— BEGIN —
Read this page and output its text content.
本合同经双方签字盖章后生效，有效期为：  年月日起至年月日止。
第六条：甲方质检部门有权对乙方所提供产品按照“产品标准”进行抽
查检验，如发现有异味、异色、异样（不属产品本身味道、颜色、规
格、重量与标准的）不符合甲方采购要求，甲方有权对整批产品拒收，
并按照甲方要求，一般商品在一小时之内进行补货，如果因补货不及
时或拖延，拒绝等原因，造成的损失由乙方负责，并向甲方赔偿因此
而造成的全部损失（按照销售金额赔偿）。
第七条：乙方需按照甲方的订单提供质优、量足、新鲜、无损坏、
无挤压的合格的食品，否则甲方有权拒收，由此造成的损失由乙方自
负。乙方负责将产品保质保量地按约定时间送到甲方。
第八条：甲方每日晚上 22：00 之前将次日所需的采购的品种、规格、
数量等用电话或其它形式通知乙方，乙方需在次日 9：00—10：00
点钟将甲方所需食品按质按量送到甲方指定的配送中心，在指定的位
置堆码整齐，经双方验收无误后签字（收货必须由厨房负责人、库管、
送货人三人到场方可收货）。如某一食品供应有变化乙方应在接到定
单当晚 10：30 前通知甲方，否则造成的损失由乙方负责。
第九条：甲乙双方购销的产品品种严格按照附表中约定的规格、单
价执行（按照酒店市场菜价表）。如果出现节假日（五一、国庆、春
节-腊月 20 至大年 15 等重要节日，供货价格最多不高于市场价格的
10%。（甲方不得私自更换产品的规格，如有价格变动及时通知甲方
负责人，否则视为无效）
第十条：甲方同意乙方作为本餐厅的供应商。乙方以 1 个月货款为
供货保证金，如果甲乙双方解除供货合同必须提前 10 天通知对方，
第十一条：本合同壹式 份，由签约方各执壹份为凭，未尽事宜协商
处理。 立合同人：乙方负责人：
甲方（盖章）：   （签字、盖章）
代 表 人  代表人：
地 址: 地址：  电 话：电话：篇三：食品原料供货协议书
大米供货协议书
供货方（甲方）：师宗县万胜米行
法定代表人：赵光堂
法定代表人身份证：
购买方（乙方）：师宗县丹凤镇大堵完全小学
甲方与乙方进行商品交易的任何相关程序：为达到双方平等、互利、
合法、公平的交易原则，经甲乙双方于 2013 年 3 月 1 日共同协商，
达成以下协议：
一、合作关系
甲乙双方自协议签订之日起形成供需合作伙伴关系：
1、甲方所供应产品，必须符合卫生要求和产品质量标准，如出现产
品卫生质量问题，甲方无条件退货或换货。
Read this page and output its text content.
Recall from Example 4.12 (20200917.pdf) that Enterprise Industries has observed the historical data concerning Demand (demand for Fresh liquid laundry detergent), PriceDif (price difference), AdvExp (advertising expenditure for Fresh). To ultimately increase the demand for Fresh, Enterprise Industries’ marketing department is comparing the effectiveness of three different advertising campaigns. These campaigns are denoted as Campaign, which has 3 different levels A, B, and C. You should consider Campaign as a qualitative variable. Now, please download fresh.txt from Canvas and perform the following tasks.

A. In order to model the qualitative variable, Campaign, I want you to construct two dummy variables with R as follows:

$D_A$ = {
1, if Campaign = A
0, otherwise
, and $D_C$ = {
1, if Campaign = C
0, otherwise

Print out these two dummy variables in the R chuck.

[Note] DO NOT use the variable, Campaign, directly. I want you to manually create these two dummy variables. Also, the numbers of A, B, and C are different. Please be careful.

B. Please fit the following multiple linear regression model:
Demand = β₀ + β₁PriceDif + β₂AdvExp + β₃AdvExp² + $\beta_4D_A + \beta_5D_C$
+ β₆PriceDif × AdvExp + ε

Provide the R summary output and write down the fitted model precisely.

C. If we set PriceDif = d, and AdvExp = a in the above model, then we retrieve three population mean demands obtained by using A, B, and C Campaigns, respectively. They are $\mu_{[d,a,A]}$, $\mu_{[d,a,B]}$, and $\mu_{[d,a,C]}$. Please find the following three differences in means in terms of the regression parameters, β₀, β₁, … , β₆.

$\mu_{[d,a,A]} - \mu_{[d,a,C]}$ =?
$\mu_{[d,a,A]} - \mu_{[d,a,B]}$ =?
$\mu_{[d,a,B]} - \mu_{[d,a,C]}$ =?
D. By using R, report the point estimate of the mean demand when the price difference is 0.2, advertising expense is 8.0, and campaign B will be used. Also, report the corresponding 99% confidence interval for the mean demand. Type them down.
— END —
→ **STATED GOAL**:
Transcribe each entry exactly.

→ **THE ANSWER**:
Read this page and output its text content.
本合同经双方签字盖章后生效，有效期为：  年月日起至年月日止。
第六条：甲方质检部门有权对乙方所提供产品按照“产品标准”进行抽
查检验，如发现有异味、异色、异样（不属产品本身味道、颜色、规
格、重量与标准的）不符合甲方采购要求，甲方有权对整批产品拒收，
并按照甲方要求，一般商品在一小时之内进行补货，如果因补货不及
时或拖延，拒绝等原因，造成的损失由乙方负责，并向甲方赔偿因此
而造成的全部损失（按照销售金额赔偿）。
第七条：乙方需按照甲方的订单提供质优、量足、新鲜、无损坏、
无挤压的合格的食品，否则甲方有权拒收，由此造成的损失由乙方自
负。乙方负责将产品保质保量地按约定时间送到甲方。
第八条：甲方每日晚上 22：00 之前将次日所需的采购的品种、规格、
数量等用电话或其它形式通知乙方，乙方需在次日 9：00—10：00
点钟将甲方所需食品按质按量送到甲方指定的配送中心，在指定的位
置堆码整齐，经双方验收无误后签字（收货必须由厨房负责人、库管、
送货人三人到场方可收货）。如某一食品供应有变化乙方应在接到定
单当晚 10：30 前通知甲方，否则造成的损失由乙方负责。
第九条：甲乙双方购销的产品品种严格按照附表中约定的规格、单
价执行（按照酒店市场菜价表）。如果出现节假日（五一、国庆、春
节-腊月 20 至大年 15 等重要节日，供货价格最多不高于市场价格的
10%。（甲方不得私自更换产品的规格，如有价格变动及时通知甲方
负责人，否则视为无效）
第十条：甲方同意乙方作为本餐厅的供应商。乙方以 1 个月货款为
供货保证金，如果甲乙双方解除供货合同必须提前 10 天通知对方，
第十一条：本合同壹式 份，由签约方各执壹份为凭，未尽事宜协商
处理。 立合同人：乙方负责人：
甲方（盖章）：   （签字、盖章）
代 表 人  代表人：
地 址: 地址：  电 话：电话：篇三：食品原料供货协议书
大米供货协议书
供货方（甲方）：师宗县万胜米行
法定代表人：赵光堂
法定代表人身份证：
购买方（乙方）：师宗县丹凤镇大堵完全小学
甲方与乙方进行商品交易的任何相关程序：为达到双方平等、互利、
合法、公平的交易原则，经甲乙双方于 2013 年 3 月 1 日共同协商，
达成以下协议：
一、合作关系
甲乙双方自协议签订之日起形成供需合作伙伴关系：
1、甲方所供应产品，必须符合卫生要求和产品质量标准，如出现产
品卫生质量问题，甲方无条件退货或换货。
Read this page and output its text content.
Recall from Example 4.12 (20200917.pdf) that Enterprise Industries has observed the historical data concerning Demand (demand for Fresh liquid laundry detergent), PriceDif (price difference), AdvExp (advertising expenditure for Fresh). To ultimately increase the demand for Fresh, Enterprise Industries’ marketing department is comparing the effectiveness of three different advertising campaigns. These campaigns are denoted as Campaign, which has 3 different levels A, B, and C. You should consider Campaign as a qualitative variable. Now, please download fresh.txt from Canvas and perform the following tasks.

A. In order to model the qualitative variable, Campaign, I want you to construct two dummy variables with R as follows:

$D_A$ = {
1, if Campaign = A
0, otherwise
, and $D_C$ = {
1, if Campaign = C
0, otherwise

Print out these two dummy variables in the R chuck.

[Note] DO NOT use the variable, Campaign, directly. I want you to manually create these two dummy variables. Also, the numbers of A, B, and C are different. Please be careful.

B. Please fit the following multiple linear regression model:
Demand = β₀ + β₁PriceDif + β₂AdvExp + β₃AdvExp² + $\beta_4D_A + \beta_5D_C$
+ β₆PriceDif × AdvExp + ε

Provide the R summary output and write down the fitted model precisely.

C. If we set PriceDif = d, and AdvExp = a in the above model, then we retrieve three population mean demands obtained by using A, B, and C Campaigns, respectively. They are $\mu_{[d,a,A]}$, $\mu_{[d,a,B]}$, and $\mu_{[d,a,C]}$. Please find the following three differences in means in terms of the regression parameters, β₀, β₁, … , β₆.

$\mu_{[d,a,A]} - \mu_{[d,a,C]}$ =?
$\mu_{[d,a,A]} - \mu_{[d,a,B]}$ =?
$\mu_{[d,a,B]} - \mu_{[d,a,C]}$ =?
D. By using R, report the point estimate of the mean demand when the price difference is 0.2, advertising expense is 8.0, and campaign B will be used. Also, report the corresponding 99% confidence interval for the mean demand. Type them down.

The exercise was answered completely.